AIM → Write out each line word for word. Drop pictures.

Figure collection entries:
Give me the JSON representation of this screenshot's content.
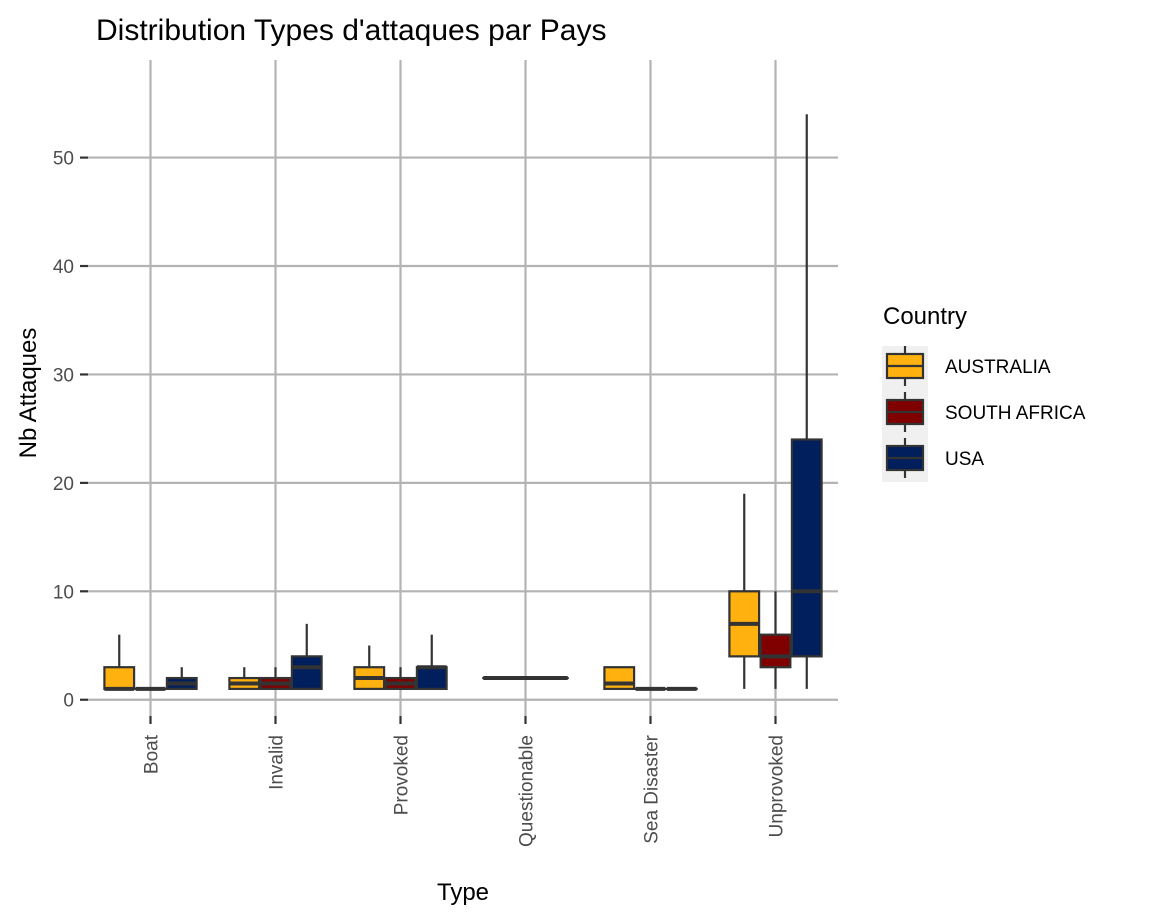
{
  "chart_data": {
    "type": "boxplot",
    "title": "Distribution Types d'attaques par Pays",
    "xlabel": "Type",
    "ylabel": "Nb Attaques",
    "ylim": [
      -1.5,
      59
    ],
    "yticks": [
      0,
      10,
      20,
      30,
      40,
      50
    ],
    "categories": [
      "Boat",
      "Invalid",
      "Provoked",
      "Questionable",
      "Sea Disaster",
      "Unprovoked"
    ],
    "legend": {
      "title": "Country",
      "position": "right"
    },
    "grid": true,
    "series": [
      {
        "name": "AUSTRALIA",
        "color": "#FFB20F",
        "boxes": [
          {
            "category": "Boat",
            "min": 1,
            "q1": 1,
            "median": 1,
            "q3": 3,
            "max": 6
          },
          {
            "category": "Invalid",
            "min": 1,
            "q1": 1,
            "median": 1.5,
            "q3": 2,
            "max": 3
          },
          {
            "category": "Provoked",
            "min": 1,
            "q1": 1,
            "median": 2,
            "q3": 3,
            "max": 5
          },
          {
            "category": "Questionable",
            "min": 2,
            "q1": 2,
            "median": 2,
            "q3": 2,
            "max": 2,
            "span": "full"
          },
          {
            "category": "Sea Disaster",
            "min": 1,
            "q1": 1,
            "median": 1.5,
            "q3": 3,
            "max": 3
          },
          {
            "category": "Unprovoked",
            "min": 1,
            "q1": 4,
            "median": 7,
            "q3": 10,
            "max": 19
          }
        ]
      },
      {
        "name": "SOUTH AFRICA",
        "color": "#800000",
        "boxes": [
          {
            "category": "Boat",
            "min": 1,
            "q1": 1,
            "median": 1,
            "q3": 1,
            "max": 1
          },
          {
            "category": "Invalid",
            "min": 1,
            "q1": 1,
            "median": 1.5,
            "q3": 2,
            "max": 3
          },
          {
            "category": "Provoked",
            "min": 1,
            "q1": 1,
            "median": 1.5,
            "q3": 2,
            "max": 3
          },
          {
            "category": "Sea Disaster",
            "min": 1,
            "q1": 1,
            "median": 1,
            "q3": 1,
            "max": 1
          },
          {
            "category": "Unprovoked",
            "min": 1,
            "q1": 3,
            "median": 4,
            "q3": 6,
            "max": 10
          }
        ]
      },
      {
        "name": "USA",
        "color": "#001F5C",
        "boxes": [
          {
            "category": "Boat",
            "min": 1,
            "q1": 1,
            "median": 1.5,
            "q3": 2,
            "max": 3
          },
          {
            "category": "Invalid",
            "min": 1,
            "q1": 1,
            "median": 3,
            "q3": 4,
            "max": 7
          },
          {
            "category": "Provoked",
            "min": 1,
            "q1": 1,
            "median": 3,
            "q3": 3,
            "max": 6
          },
          {
            "category": "Sea Disaster",
            "min": 1,
            "q1": 1,
            "median": 1,
            "q3": 1,
            "max": 1
          },
          {
            "category": "Unprovoked",
            "min": 1,
            "q1": 4,
            "median": 10,
            "q3": 24,
            "max": 54
          }
        ]
      }
    ]
  }
}
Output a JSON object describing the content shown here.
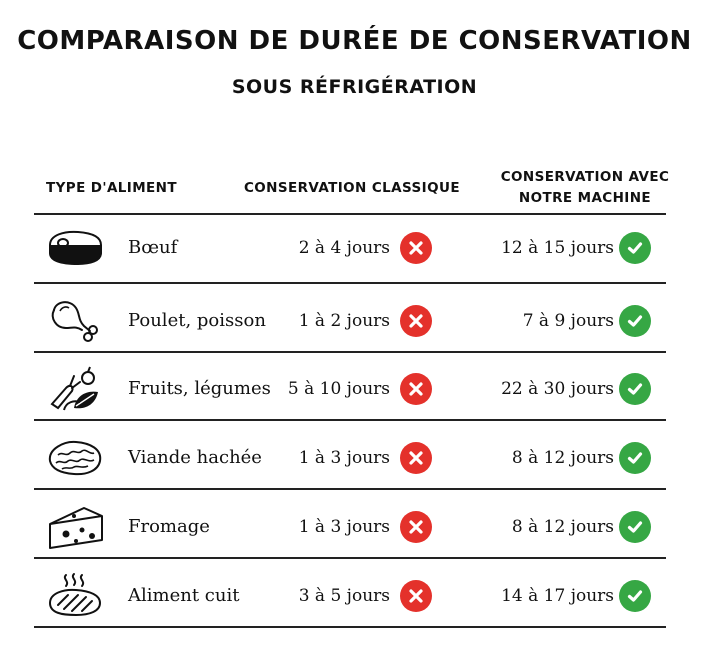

TASK RESPONSE →
Give me the JSON representation of this screenshot's content.
{
  "chart_data": {
    "type": "boxplot",
    "title": "Distribution Types d'attaques par Pays",
    "xlabel": "Type",
    "ylabel": "Nb Attaques",
    "ylim": [
      -1.5,
      59
    ],
    "yticks": [
      0,
      10,
      20,
      30,
      40,
      50
    ],
    "categories": [
      "Boat",
      "Invalid",
      "Provoked",
      "Questionable",
      "Sea Disaster",
      "Unprovoked"
    ],
    "legend": {
      "title": "Country",
      "position": "right"
    },
    "grid": true,
    "series": [
      {
        "name": "AUSTRALIA",
        "color": "#FFB20F",
        "boxes": [
          {
            "category": "Boat",
            "min": 1,
            "q1": 1,
            "median": 1,
            "q3": 3,
            "max": 6
          },
          {
            "category": "Invalid",
            "min": 1,
            "q1": 1,
            "median": 1.5,
            "q3": 2,
            "max": 3
          },
          {
            "category": "Provoked",
            "min": 1,
            "q1": 1,
            "median": 2,
            "q3": 3,
            "max": 5
          },
          {
            "category": "Questionable",
            "min": 2,
            "q1": 2,
            "median": 2,
            "q3": 2,
            "max": 2,
            "span": "full"
          },
          {
            "category": "Sea Disaster",
            "min": 1,
            "q1": 1,
            "median": 1.5,
            "q3": 3,
            "max": 3
          },
          {
            "category": "Unprovoked",
            "min": 1,
            "q1": 4,
            "median": 7,
            "q3": 10,
            "max": 19
          }
        ]
      },
      {
        "name": "SOUTH AFRICA",
        "color": "#800000",
        "boxes": [
          {
            "category": "Boat",
            "min": 1,
            "q1": 1,
            "median": 1,
            "q3": 1,
            "max": 1
          },
          {
            "category": "Invalid",
            "min": 1,
            "q1": 1,
            "median": 1.5,
            "q3": 2,
            "max": 3
          },
          {
            "category": "Provoked",
            "min": 1,
            "q1": 1,
            "median": 1.5,
            "q3": 2,
            "max": 3
          },
          {
            "category": "Sea Disaster",
            "min": 1,
            "q1": 1,
            "median": 1,
            "q3": 1,
            "max": 1
          },
          {
            "category": "Unprovoked",
            "min": 1,
            "q1": 3,
            "median": 4,
            "q3": 6,
            "max": 10
          }
        ]
      },
      {
        "name": "USA",
        "color": "#001F5C",
        "boxes": [
          {
            "category": "Boat",
            "min": 1,
            "q1": 1,
            "median": 1.5,
            "q3": 2,
            "max": 3
          },
          {
            "category": "Invalid",
            "min": 1,
            "q1": 1,
            "median": 3,
            "q3": 4,
            "max": 7
          },
          {
            "category": "Provoked",
            "min": 1,
            "q1": 1,
            "median": 3,
            "q3": 3,
            "max": 6
          },
          {
            "category": "Sea Disaster",
            "min": 1,
            "q1": 1,
            "median": 1,
            "q3": 1,
            "max": 1
          },
          {
            "category": "Unprovoked",
            "min": 1,
            "q1": 4,
            "median": 10,
            "q3": 24,
            "max": 54
          }
        ]
      }
    ]
  }
}
Output a JSON object describing the content shown here.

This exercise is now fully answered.